Selected passage –
*****

After an unexpected comeback, Kevin Magnussen takes Haas to unbelievable heights and wins Infinite Improbability Drive of the Race in Bahrain!
The return of Kevin Magnussen to the Haas team has been a serendipitous moment. They had to drag their heels through the mud in 2021 as they prepared for the new regulations and a proper shot at this coming season. Just when it seemed their pace was improving, the conflict in Ukraine split them from their title sponsor Uralkali and lost them their pay driver. While Nikita Mazepin likely won’t be missed by many, the loss of personnel and financial stability will likely have a long-term hit on the whole team for the foreseeable future.
It was therefore quite the treat for the team and the Formula 1 fans at home to see Haas do so well in Bahrain. Magnussen, who was offered a seat cap-in-hand, returned to his old team and immediately showed what the paddock had been missing in his absence. Saturday saw him get to Q3 and outqualify a Mercedes on merit. With a few dramatic events along the way, he managed to keep himself in the position of “best of the rest”, and capitalised upon Red Bull’s woes to take 5th at the chequered flag. After such a topsy-turvy few weeks, it was a great feel-good story to see the Haas team score their first points in a year and a half, and a points haul not bettered since the halcyon days of 2018. And it was thanks to Magnussen that this happened. Perhaps, with a car funded by a pay driver but driven by a veteran, Haas may just be ok. And third in the championship doesn’t sound so bad either…
Other options for this award included Valtteri Bottas. The Finn took his new Alfa Romeo to Q3 after that team too had experienced a rough 2021. Qualifying on the same row as his old teammate Lewis Hamilton, not even a poor first lap could stop Valtteri from keeping his cool and settling into the job, grabbing sixth place to boot. His team in general, who have suffered so much trouble since 2020 and in early testing, contend for this award if just for the unexpected nature of their speed at the opening round.

*****

Task details – Please answer from the Bahrain race text: which title sponsor did Haas lose because of the conflict in Ukraine?

*****

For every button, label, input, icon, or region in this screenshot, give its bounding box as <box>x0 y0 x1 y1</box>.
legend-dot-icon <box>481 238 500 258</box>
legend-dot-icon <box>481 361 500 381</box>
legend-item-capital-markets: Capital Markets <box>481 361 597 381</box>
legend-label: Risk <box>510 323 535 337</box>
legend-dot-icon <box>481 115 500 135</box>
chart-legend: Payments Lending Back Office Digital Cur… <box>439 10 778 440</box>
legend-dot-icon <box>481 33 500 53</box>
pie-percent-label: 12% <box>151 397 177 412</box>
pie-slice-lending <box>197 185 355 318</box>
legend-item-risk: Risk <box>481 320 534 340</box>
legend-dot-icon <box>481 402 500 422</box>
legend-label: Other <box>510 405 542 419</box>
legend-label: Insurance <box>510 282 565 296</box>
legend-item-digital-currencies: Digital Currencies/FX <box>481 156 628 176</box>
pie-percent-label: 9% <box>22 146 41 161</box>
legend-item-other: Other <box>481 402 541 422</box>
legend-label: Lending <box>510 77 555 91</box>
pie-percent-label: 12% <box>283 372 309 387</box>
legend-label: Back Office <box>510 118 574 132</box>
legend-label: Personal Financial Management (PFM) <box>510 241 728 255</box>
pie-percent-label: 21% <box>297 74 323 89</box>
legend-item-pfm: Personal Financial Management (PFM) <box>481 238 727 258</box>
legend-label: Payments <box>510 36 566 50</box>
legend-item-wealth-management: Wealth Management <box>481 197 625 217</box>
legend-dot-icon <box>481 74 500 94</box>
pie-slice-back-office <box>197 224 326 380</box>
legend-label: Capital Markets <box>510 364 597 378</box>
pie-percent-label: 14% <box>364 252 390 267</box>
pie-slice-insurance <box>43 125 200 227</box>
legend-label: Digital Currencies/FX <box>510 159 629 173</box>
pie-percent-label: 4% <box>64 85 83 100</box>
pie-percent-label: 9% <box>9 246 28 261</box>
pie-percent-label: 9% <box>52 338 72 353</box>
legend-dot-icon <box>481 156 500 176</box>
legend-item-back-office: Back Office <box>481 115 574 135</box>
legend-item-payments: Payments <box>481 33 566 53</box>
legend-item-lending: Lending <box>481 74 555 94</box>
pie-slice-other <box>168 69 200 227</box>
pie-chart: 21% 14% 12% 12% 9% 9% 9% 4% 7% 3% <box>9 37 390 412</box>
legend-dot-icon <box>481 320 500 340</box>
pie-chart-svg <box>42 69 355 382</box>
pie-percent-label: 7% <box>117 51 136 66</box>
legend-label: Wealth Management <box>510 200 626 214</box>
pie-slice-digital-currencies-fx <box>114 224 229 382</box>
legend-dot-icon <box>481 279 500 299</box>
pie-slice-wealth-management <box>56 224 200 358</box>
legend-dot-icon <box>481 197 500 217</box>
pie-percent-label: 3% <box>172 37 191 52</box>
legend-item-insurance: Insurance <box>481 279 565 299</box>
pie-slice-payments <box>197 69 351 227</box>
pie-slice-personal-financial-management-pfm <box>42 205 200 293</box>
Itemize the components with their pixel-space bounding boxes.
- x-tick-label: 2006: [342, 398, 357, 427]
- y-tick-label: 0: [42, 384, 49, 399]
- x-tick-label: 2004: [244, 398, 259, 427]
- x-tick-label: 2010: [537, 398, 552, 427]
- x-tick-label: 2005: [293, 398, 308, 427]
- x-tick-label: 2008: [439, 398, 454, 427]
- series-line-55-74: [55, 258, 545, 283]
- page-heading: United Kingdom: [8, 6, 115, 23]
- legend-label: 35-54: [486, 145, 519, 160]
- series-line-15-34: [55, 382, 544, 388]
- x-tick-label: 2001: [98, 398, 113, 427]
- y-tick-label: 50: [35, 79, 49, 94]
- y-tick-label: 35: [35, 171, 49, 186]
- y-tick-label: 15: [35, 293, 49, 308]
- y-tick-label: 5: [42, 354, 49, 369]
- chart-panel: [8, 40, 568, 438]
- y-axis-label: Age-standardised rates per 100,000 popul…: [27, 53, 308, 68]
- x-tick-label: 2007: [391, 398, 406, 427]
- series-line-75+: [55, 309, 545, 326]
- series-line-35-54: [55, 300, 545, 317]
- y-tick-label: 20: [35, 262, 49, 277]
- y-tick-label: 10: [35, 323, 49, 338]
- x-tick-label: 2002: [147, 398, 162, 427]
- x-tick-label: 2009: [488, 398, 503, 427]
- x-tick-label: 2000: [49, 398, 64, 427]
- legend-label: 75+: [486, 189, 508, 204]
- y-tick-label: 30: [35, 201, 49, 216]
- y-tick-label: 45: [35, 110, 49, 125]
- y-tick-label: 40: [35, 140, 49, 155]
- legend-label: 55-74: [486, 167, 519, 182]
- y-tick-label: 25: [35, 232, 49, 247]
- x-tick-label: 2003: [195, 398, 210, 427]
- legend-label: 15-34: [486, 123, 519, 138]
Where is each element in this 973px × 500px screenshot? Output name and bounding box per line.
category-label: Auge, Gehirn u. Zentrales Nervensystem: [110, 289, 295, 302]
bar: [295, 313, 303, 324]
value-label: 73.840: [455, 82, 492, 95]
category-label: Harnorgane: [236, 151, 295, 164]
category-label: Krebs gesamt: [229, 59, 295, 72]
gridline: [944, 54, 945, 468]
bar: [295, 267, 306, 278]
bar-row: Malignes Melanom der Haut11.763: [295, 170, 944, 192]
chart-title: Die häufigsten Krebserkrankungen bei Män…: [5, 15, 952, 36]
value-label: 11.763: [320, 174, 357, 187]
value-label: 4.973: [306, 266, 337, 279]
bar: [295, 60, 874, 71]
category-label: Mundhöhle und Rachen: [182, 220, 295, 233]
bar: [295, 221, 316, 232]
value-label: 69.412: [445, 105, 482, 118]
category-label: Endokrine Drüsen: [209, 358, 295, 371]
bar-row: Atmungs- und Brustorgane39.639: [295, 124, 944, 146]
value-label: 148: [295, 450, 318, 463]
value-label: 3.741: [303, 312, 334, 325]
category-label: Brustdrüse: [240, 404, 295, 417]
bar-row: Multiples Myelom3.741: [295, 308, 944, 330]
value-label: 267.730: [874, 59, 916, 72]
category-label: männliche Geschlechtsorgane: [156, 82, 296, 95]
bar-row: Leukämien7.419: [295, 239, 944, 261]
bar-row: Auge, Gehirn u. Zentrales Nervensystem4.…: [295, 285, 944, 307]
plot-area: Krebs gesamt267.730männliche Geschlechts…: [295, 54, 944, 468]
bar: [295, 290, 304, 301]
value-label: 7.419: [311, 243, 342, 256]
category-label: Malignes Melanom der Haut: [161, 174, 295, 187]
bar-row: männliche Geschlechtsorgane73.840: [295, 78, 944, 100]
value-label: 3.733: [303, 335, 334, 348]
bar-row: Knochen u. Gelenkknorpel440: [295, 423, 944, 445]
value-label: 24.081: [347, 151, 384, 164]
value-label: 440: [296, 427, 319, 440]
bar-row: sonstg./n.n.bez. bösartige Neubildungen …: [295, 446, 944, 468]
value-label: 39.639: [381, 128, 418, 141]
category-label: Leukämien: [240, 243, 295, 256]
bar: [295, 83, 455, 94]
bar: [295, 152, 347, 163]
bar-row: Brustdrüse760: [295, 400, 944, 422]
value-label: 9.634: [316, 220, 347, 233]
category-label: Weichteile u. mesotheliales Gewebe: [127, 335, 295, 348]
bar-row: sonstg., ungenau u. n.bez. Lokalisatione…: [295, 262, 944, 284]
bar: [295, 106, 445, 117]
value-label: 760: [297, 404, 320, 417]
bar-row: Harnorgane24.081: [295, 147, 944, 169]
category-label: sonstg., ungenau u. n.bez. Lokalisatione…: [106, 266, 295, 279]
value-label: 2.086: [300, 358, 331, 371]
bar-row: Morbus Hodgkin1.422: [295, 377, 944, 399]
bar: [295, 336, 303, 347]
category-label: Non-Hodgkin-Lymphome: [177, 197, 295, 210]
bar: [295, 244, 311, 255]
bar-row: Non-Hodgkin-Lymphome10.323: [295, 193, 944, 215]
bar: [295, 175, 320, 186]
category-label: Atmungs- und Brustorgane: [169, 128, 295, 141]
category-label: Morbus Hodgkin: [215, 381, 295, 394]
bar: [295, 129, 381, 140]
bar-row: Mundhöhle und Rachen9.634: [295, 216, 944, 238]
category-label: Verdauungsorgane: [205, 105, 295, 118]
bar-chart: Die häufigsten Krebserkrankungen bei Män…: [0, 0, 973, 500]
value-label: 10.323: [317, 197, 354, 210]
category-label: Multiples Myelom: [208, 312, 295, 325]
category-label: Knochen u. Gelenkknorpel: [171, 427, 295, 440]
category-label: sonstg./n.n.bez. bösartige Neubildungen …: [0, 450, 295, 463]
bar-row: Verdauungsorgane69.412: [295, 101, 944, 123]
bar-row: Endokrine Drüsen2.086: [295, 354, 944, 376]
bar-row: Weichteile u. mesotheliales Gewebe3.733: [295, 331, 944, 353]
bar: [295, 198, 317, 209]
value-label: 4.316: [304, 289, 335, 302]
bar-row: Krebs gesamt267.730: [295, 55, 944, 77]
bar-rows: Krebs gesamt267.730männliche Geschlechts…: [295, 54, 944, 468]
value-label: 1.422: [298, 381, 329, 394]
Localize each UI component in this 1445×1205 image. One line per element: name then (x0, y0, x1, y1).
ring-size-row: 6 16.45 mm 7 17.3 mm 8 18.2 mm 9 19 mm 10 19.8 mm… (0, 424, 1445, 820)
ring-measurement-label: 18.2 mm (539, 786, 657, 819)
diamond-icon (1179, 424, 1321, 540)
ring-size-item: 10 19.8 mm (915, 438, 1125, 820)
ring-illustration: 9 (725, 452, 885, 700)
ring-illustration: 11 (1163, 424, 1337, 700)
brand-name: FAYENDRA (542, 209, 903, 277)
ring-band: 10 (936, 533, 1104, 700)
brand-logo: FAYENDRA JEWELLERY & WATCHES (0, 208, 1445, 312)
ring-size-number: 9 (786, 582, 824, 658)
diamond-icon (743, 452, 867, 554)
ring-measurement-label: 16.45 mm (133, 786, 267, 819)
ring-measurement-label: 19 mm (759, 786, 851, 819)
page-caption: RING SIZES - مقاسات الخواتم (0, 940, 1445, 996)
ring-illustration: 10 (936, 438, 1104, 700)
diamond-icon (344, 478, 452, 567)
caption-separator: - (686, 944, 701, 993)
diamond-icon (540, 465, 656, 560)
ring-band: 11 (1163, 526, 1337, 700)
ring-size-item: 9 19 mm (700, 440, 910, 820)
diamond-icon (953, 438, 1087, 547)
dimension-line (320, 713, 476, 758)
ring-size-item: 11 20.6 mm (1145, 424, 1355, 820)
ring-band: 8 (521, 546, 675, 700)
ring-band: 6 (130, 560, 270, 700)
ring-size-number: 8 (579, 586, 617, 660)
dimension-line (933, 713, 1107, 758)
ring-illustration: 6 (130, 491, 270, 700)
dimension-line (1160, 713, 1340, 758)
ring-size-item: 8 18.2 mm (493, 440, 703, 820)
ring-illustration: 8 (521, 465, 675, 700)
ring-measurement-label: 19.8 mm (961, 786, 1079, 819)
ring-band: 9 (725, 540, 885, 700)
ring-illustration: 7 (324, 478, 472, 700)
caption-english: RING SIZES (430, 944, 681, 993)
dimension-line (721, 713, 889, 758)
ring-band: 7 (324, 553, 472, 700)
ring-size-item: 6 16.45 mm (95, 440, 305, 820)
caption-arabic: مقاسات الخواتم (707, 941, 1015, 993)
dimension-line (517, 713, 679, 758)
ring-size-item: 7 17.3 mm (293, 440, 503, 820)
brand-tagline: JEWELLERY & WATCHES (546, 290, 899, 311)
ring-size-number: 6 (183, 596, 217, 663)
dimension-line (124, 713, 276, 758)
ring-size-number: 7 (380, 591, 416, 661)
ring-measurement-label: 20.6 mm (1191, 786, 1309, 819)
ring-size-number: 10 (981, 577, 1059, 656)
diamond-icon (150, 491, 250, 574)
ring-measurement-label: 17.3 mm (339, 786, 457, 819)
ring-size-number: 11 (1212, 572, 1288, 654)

*****

Result of the task – Uralkali